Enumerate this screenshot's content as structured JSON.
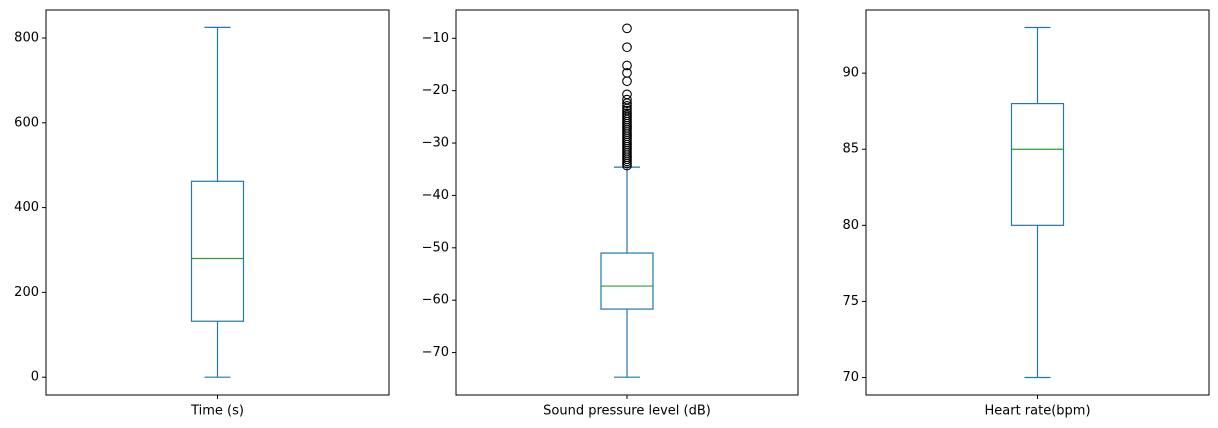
{
  "chart_data": [
    {
      "type": "box",
      "xlabel": "Time (s)",
      "ylim": [
        -42,
        866
      ],
      "yticks": [
        0,
        200,
        400,
        600,
        800
      ],
      "ytick_labels": [
        "0",
        "200",
        "400",
        "600",
        "800"
      ],
      "grid": false,
      "box": {
        "whisker_low": 0,
        "q1": 132,
        "median": 280,
        "q3": 462,
        "whisker_high": 825
      },
      "outliers": [],
      "colors": {
        "box": "#1f77b4",
        "median": "#2ca02c"
      }
    },
    {
      "type": "box",
      "xlabel": "Sound pressure level (dB)",
      "ylim": [
        -78.1,
        -4.6
      ],
      "yticks": [
        -70,
        -60,
        -50,
        -40,
        -30,
        -20,
        -10
      ],
      "ytick_labels": [
        "−70",
        "−60",
        "−50",
        "−40",
        "−30",
        "−20",
        "−10"
      ],
      "grid": false,
      "box": {
        "whisker_low": -74.7,
        "q1": -61.7,
        "median": -57.3,
        "q3": -51,
        "whisker_high": -34.6
      },
      "outliers": [
        -8.1,
        -11.7,
        -15.2,
        -16.6,
        -18.2,
        -20.7,
        -21.7,
        -22.4,
        -22.9,
        -23.4,
        -23.8,
        -24.3,
        -24.7,
        -25.1,
        -25.5,
        -25.9,
        -26.3,
        -26.7,
        -27.1,
        -27.5,
        -27.9,
        -28.3,
        -28.7,
        -29.1,
        -29.5,
        -29.9,
        -30.3,
        -30.7,
        -31.1,
        -31.5,
        -31.9,
        -32.3,
        -32.7,
        -33.1,
        -33.5,
        -33.9,
        -34.3
      ],
      "colors": {
        "box": "#1f77b4",
        "median": "#2ca02c"
      }
    },
    {
      "type": "box",
      "xlabel": "Heart rate(bpm)",
      "ylim": [
        68.85,
        94.15
      ],
      "yticks": [
        70,
        75,
        80,
        85,
        90
      ],
      "ytick_labels": [
        "70",
        "75",
        "80",
        "85",
        "90"
      ],
      "grid": false,
      "box": {
        "whisker_low": 70,
        "q1": 80,
        "median": 85,
        "q3": 88,
        "whisker_high": 93
      },
      "outliers": [],
      "colors": {
        "box": "#1f77b4",
        "median": "#2ca02c"
      }
    }
  ]
}
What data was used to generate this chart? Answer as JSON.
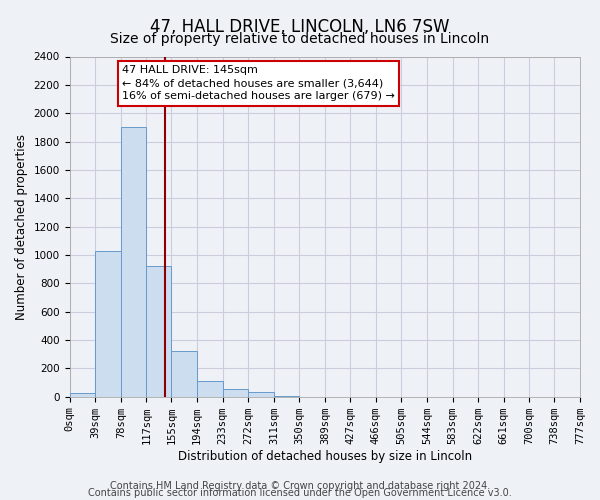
{
  "title": "47, HALL DRIVE, LINCOLN, LN6 7SW",
  "subtitle": "Size of property relative to detached houses in Lincoln",
  "xlabel": "Distribution of detached houses by size in Lincoln",
  "ylabel": "Number of detached properties",
  "bin_edges": [
    0,
    39,
    78,
    117,
    155,
    194,
    233,
    272,
    311,
    350,
    389,
    427,
    466,
    505,
    544,
    583,
    622,
    661,
    700,
    738,
    777
  ],
  "bar_heights": [
    25,
    1025,
    1900,
    920,
    320,
    110,
    55,
    30,
    5,
    0,
    0,
    0,
    0,
    0,
    0,
    0,
    0,
    0,
    0,
    0
  ],
  "bar_color": "#ccddf0",
  "bar_edge_color": "#6699cc",
  "property_size": 145,
  "vline_color": "#8b0000",
  "annotation_line1": "47 HALL DRIVE: 145sqm",
  "annotation_line2": "← 84% of detached houses are smaller (3,644)",
  "annotation_line3": "16% of semi-detached houses are larger (679) →",
  "annotation_box_color": "white",
  "annotation_box_edge_color": "#cc0000",
  "ylim": [
    0,
    2400
  ],
  "yticks": [
    0,
    200,
    400,
    600,
    800,
    1000,
    1200,
    1400,
    1600,
    1800,
    2000,
    2200,
    2400
  ],
  "xtick_labels": [
    "0sqm",
    "39sqm",
    "78sqm",
    "117sqm",
    "155sqm",
    "194sqm",
    "233sqm",
    "272sqm",
    "311sqm",
    "350sqm",
    "389sqm",
    "427sqm",
    "466sqm",
    "505sqm",
    "544sqm",
    "583sqm",
    "622sqm",
    "661sqm",
    "700sqm",
    "738sqm",
    "777sqm"
  ],
  "footer1": "Contains HM Land Registry data © Crown copyright and database right 2024.",
  "footer2": "Contains public sector information licensed under the Open Government Licence v3.0.",
  "bg_color": "#eef2f7",
  "plot_bg_color": "#eef2f7",
  "grid_color": "#ccccdd",
  "title_fontsize": 12,
  "subtitle_fontsize": 10,
  "label_fontsize": 8.5,
  "tick_fontsize": 7.5,
  "annotation_fontsize": 8,
  "footer_fontsize": 7
}
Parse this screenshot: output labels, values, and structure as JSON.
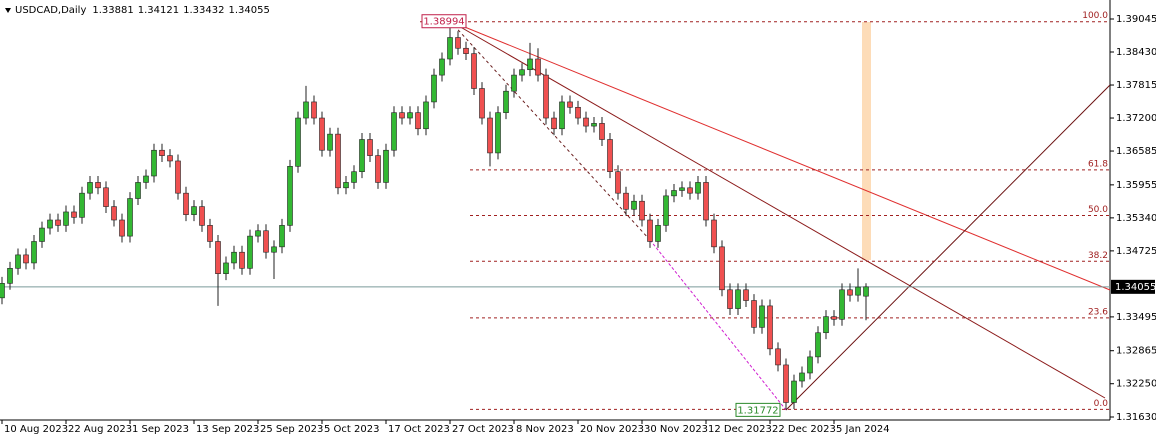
{
  "chart_data": {
    "type": "candlestick",
    "symbol": "USDCAD,Daily",
    "header_values": [
      1.33881,
      1.34121,
      1.33432,
      1.34055
    ],
    "categories": [
      "10 Aug 2023",
      null,
      null,
      null,
      null,
      null,
      null,
      null,
      "22 Aug 2023",
      null,
      null,
      null,
      null,
      null,
      null,
      null,
      "1 Sep 2023",
      null,
      null,
      null,
      null,
      null,
      null,
      null,
      "13 Sep 2023",
      null,
      null,
      null,
      null,
      null,
      null,
      null,
      "25 Sep 2023",
      null,
      null,
      null,
      null,
      null,
      null,
      null,
      "5 Oct 2023",
      null,
      null,
      null,
      null,
      null,
      null,
      null,
      "17 Oct 2023",
      null,
      null,
      null,
      null,
      null,
      null,
      null,
      "27 Oct 2023",
      null,
      null,
      null,
      null,
      null,
      null,
      null,
      "8 Nov 2023",
      null,
      null,
      null,
      null,
      null,
      null,
      null,
      "20 Nov 2023",
      null,
      null,
      null,
      null,
      null,
      null,
      null,
      "30 Nov 2023",
      null,
      null,
      null,
      null,
      null,
      null,
      null,
      "12 Dec 2023",
      null,
      null,
      null,
      null,
      null,
      null,
      null,
      "22 Dec 2023",
      null,
      null,
      null,
      null,
      null,
      null,
      null,
      "5 Jan 2024",
      null,
      null,
      null,
      null
    ],
    "open": [
      1.3385,
      1.3412,
      1.344,
      1.3465,
      1.345,
      1.349,
      1.3515,
      1.353,
      1.352,
      1.3545,
      1.3535,
      1.358,
      1.36,
      1.359,
      1.3555,
      1.353,
      1.35,
      1.357,
      1.36,
      1.3612,
      1.366,
      1.365,
      1.364,
      1.358,
      1.354,
      1.3555,
      1.352,
      1.349,
      1.343,
      1.345,
      1.347,
      1.344,
      1.35,
      1.351,
      1.347,
      1.348,
      1.352,
      1.363,
      1.372,
      1.375,
      1.372,
      1.366,
      1.369,
      1.359,
      1.36,
      1.362,
      1.368,
      1.365,
      1.36,
      1.366,
      1.373,
      1.372,
      1.373,
      1.37,
      1.375,
      1.38,
      1.383,
      1.387,
      1.385,
      1.384,
      1.3775,
      1.372,
      1.3655,
      1.373,
      1.377,
      1.38,
      1.381,
      1.383,
      1.38,
      1.372,
      1.37,
      1.375,
      1.374,
      1.372,
      1.3705,
      1.371,
      1.368,
      1.362,
      1.358,
      1.355,
      1.3565,
      1.353,
      1.349,
      1.352,
      1.3575,
      1.3585,
      1.359,
      1.358,
      1.36,
      1.353,
      1.348,
      1.34,
      1.3365,
      1.34,
      1.338,
      1.333,
      1.337,
      1.329,
      1.326,
      1.319,
      1.323,
      1.3245,
      1.3275,
      1.332,
      1.335,
      1.3345,
      1.34,
      1.339,
      1.33881
    ],
    "high": [
      1.3424,
      1.3452,
      1.3477,
      1.3477,
      1.3502,
      1.3527,
      1.3542,
      1.3542,
      1.3557,
      1.3557,
      1.3592,
      1.3612,
      1.3612,
      1.3602,
      1.3567,
      1.3542,
      1.3582,
      1.3612,
      1.3624,
      1.3672,
      1.3672,
      1.3662,
      1.3652,
      1.3592,
      1.3567,
      1.3567,
      1.3532,
      1.3502,
      1.3462,
      1.3482,
      1.3482,
      1.3512,
      1.3522,
      1.3522,
      1.3492,
      1.3532,
      1.3642,
      1.3732,
      1.378,
      1.3762,
      1.3732,
      1.3702,
      1.3702,
      1.3612,
      1.3632,
      1.3692,
      1.3692,
      1.3662,
      1.3672,
      1.3742,
      1.3742,
      1.3742,
      1.3742,
      1.3762,
      1.3812,
      1.3842,
      1.38994,
      1.3882,
      1.3862,
      1.3852,
      1.3787,
      1.3732,
      1.3742,
      1.3782,
      1.3812,
      1.3822,
      1.386,
      1.385,
      1.3812,
      1.3732,
      1.3762,
      1.3762,
      1.3752,
      1.3732,
      1.3722,
      1.3722,
      1.3692,
      1.3632,
      1.3592,
      1.3577,
      1.3577,
      1.3542,
      1.3532,
      1.3587,
      1.3597,
      1.3602,
      1.3602,
      1.3612,
      1.3612,
      1.3542,
      1.3492,
      1.3412,
      1.3412,
      1.3412,
      1.3392,
      1.3382,
      1.3382,
      1.3302,
      1.3272,
      1.3242,
      1.3257,
      1.3287,
      1.3332,
      1.3362,
      1.3362,
      1.3412,
      1.3412,
      1.344,
      1.34121
    ],
    "low": [
      1.3373,
      1.34,
      1.3428,
      1.3438,
      1.3438,
      1.3478,
      1.3503,
      1.3508,
      1.3508,
      1.3523,
      1.3523,
      1.3568,
      1.3578,
      1.3543,
      1.3518,
      1.3488,
      1.3488,
      1.3558,
      1.3588,
      1.36,
      1.3638,
      1.3628,
      1.3568,
      1.3528,
      1.3528,
      1.3508,
      1.3478,
      1.337,
      1.3418,
      1.3438,
      1.3428,
      1.3428,
      1.3488,
      1.3458,
      1.342,
      1.3468,
      1.3508,
      1.3618,
      1.3708,
      1.3708,
      1.3648,
      1.3648,
      1.3578,
      1.3578,
      1.3588,
      1.3608,
      1.3638,
      1.3588,
      1.3588,
      1.3648,
      1.3708,
      1.3708,
      1.3688,
      1.3688,
      1.3738,
      1.3788,
      1.3818,
      1.3838,
      1.3828,
      1.3763,
      1.3708,
      1.363,
      1.3643,
      1.3718,
      1.3758,
      1.3788,
      1.3798,
      1.3788,
      1.3708,
      1.3688,
      1.3688,
      1.3728,
      1.3708,
      1.3693,
      1.3693,
      1.3668,
      1.3608,
      1.3568,
      1.3538,
      1.3538,
      1.3518,
      1.3478,
      1.3478,
      1.3508,
      1.3563,
      1.3573,
      1.3568,
      1.3568,
      1.3518,
      1.3468,
      1.3388,
      1.3353,
      1.3353,
      1.3368,
      1.3318,
      1.3318,
      1.3278,
      1.3248,
      1.31772,
      1.3178,
      1.3218,
      1.3233,
      1.3263,
      1.3308,
      1.3333,
      1.3333,
      1.3378,
      1.3378,
      1.33432
    ],
    "close": [
      1.3412,
      1.344,
      1.3465,
      1.345,
      1.349,
      1.3515,
      1.353,
      1.352,
      1.3545,
      1.3535,
      1.358,
      1.36,
      1.359,
      1.3555,
      1.353,
      1.35,
      1.357,
      1.36,
      1.3612,
      1.366,
      1.365,
      1.364,
      1.358,
      1.354,
      1.3555,
      1.352,
      1.349,
      1.343,
      1.345,
      1.347,
      1.344,
      1.35,
      1.351,
      1.347,
      1.348,
      1.352,
      1.363,
      1.372,
      1.375,
      1.372,
      1.366,
      1.369,
      1.359,
      1.36,
      1.362,
      1.368,
      1.365,
      1.36,
      1.366,
      1.373,
      1.372,
      1.373,
      1.37,
      1.375,
      1.38,
      1.383,
      1.387,
      1.385,
      1.384,
      1.3775,
      1.372,
      1.3655,
      1.373,
      1.377,
      1.38,
      1.381,
      1.383,
      1.38,
      1.372,
      1.37,
      1.375,
      1.374,
      1.372,
      1.3705,
      1.371,
      1.368,
      1.362,
      1.358,
      1.355,
      1.3565,
      1.353,
      1.349,
      1.352,
      1.3575,
      1.3585,
      1.359,
      1.358,
      1.36,
      1.353,
      1.348,
      1.34,
      1.3365,
      1.34,
      1.338,
      1.333,
      1.337,
      1.329,
      1.326,
      1.319,
      1.323,
      1.3245,
      1.3275,
      1.332,
      1.335,
      1.3345,
      1.34,
      1.339,
      1.3405,
      1.34055
    ],
    "colors": {
      "up": "#33b833",
      "down": "#f05050",
      "outline": "#222222"
    },
    "ylim": [
      1.31574,
      1.39399
    ],
    "yticks": [
      1.39045,
      {
        "value": 1.3843,
        "label": "1.38430"
      },
      1.37815,
      {
        "value": 1.372,
        "label": "1.37200"
      },
      1.36585,
      1.35955,
      {
        "value": 1.3534,
        "label": "1.35340"
      },
      1.34725,
      1.33495,
      1.32865,
      {
        "value": 1.3225,
        "label": "1.32250"
      },
      {
        "value": 1.3163,
        "label": "1.31630"
      }
    ],
    "current_price": 1.34055,
    "high_label": 1.38994,
    "low_label": 1.31772,
    "fib_levels": [
      {
        "value": 100,
        "label": "100.0"
      },
      {
        "value": 61.8,
        "label": "61.8"
      },
      {
        "value": 50,
        "label": "50.0"
      },
      {
        "value": 38.2,
        "label": "38.2"
      },
      {
        "value": 23.6,
        "label": "23.6"
      },
      {
        "value": 0,
        "label": "0.0"
      }
    ]
  }
}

● ● ● ● ●

# Your instructions:
Which lines hold the word "xlabel"? Copy each of them from the records.

# Full response:
      "xlabel": "Time (s)",
      "xlabel": "Sound pressure level (dB)",
      "xlabel": "Heart rate(bpm)",
  "xlabel": "Distribution of detached houses by size in Lincoln",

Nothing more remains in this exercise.